Exercise
Write the data out again, character for character, with no images.

Data for processing
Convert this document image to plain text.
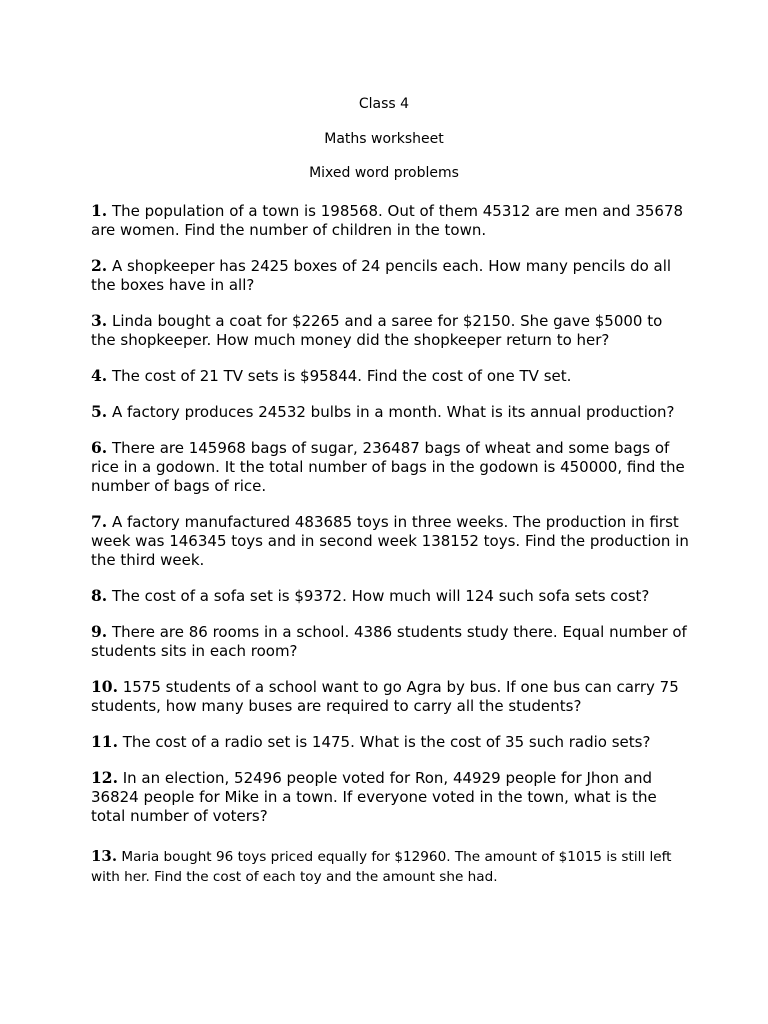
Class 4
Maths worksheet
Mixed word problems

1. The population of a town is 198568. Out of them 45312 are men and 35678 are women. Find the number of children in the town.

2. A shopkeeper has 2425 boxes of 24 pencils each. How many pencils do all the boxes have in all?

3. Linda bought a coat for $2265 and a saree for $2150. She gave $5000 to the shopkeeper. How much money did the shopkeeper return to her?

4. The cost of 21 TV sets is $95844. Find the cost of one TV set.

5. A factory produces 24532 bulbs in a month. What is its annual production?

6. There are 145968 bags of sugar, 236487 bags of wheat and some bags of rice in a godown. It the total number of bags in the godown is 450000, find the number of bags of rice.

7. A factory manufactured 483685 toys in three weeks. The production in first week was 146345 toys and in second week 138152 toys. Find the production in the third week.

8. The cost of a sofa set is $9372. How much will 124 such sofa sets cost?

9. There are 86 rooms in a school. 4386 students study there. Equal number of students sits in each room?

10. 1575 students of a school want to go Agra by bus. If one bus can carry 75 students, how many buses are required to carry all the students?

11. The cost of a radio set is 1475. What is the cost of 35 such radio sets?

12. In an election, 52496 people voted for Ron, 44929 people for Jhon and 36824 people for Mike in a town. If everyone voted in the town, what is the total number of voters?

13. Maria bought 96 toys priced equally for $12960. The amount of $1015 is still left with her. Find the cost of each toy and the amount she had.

Worked answer
Convert this document image to plain text.
Class 4
Maths worksheet
Mixed word problems

1. The population of a town is 198568. Out of them 45312 are men and 35678 are women. Find the number of children in the town.

2. A shopkeeper has 2425 boxes of 24 pencils each. How many pencils do all the boxes have in all?

3. Linda bought a coat for $2265 and a saree for $2150. She gave $5000 to the shopkeeper. How much money did the shopkeeper return to her?

4. The cost of 21 TV sets is $95844. Find the cost of one TV set.

5. A factory produces 24532 bulbs in a month. What is its annual production?

6. There are 145968 bags of sugar, 236487 bags of wheat and some bags of rice in a godown. It the total number of bags in the godown is 450000, find the number of bags of rice.

7. A factory manufactured 483685 toys in three weeks. The production in first week was 146345 toys and in second week 138152 toys. Find the production in the third week.

8. The cost of a sofa set is $9372. How much will 124 such sofa sets cost?

9. There are 86 rooms in a school. 4386 students study there. Equal number of students sits in each room?

10. 1575 students of a school want to go Agra by bus. If one bus can carry 75 students, how many buses are required to carry all the students?

11. The cost of a radio set is 1475. What is the cost of 35 such radio sets?

12. In an election, 52496 people voted for Ron, 44929 people for Jhon and 36824 people for Mike in a town. If everyone voted in the town, what is the total number of voters?

13. Maria bought 96 toys priced equally for $12960. The amount of $1015 is still left with her. Find the cost of each toy and the amount she had.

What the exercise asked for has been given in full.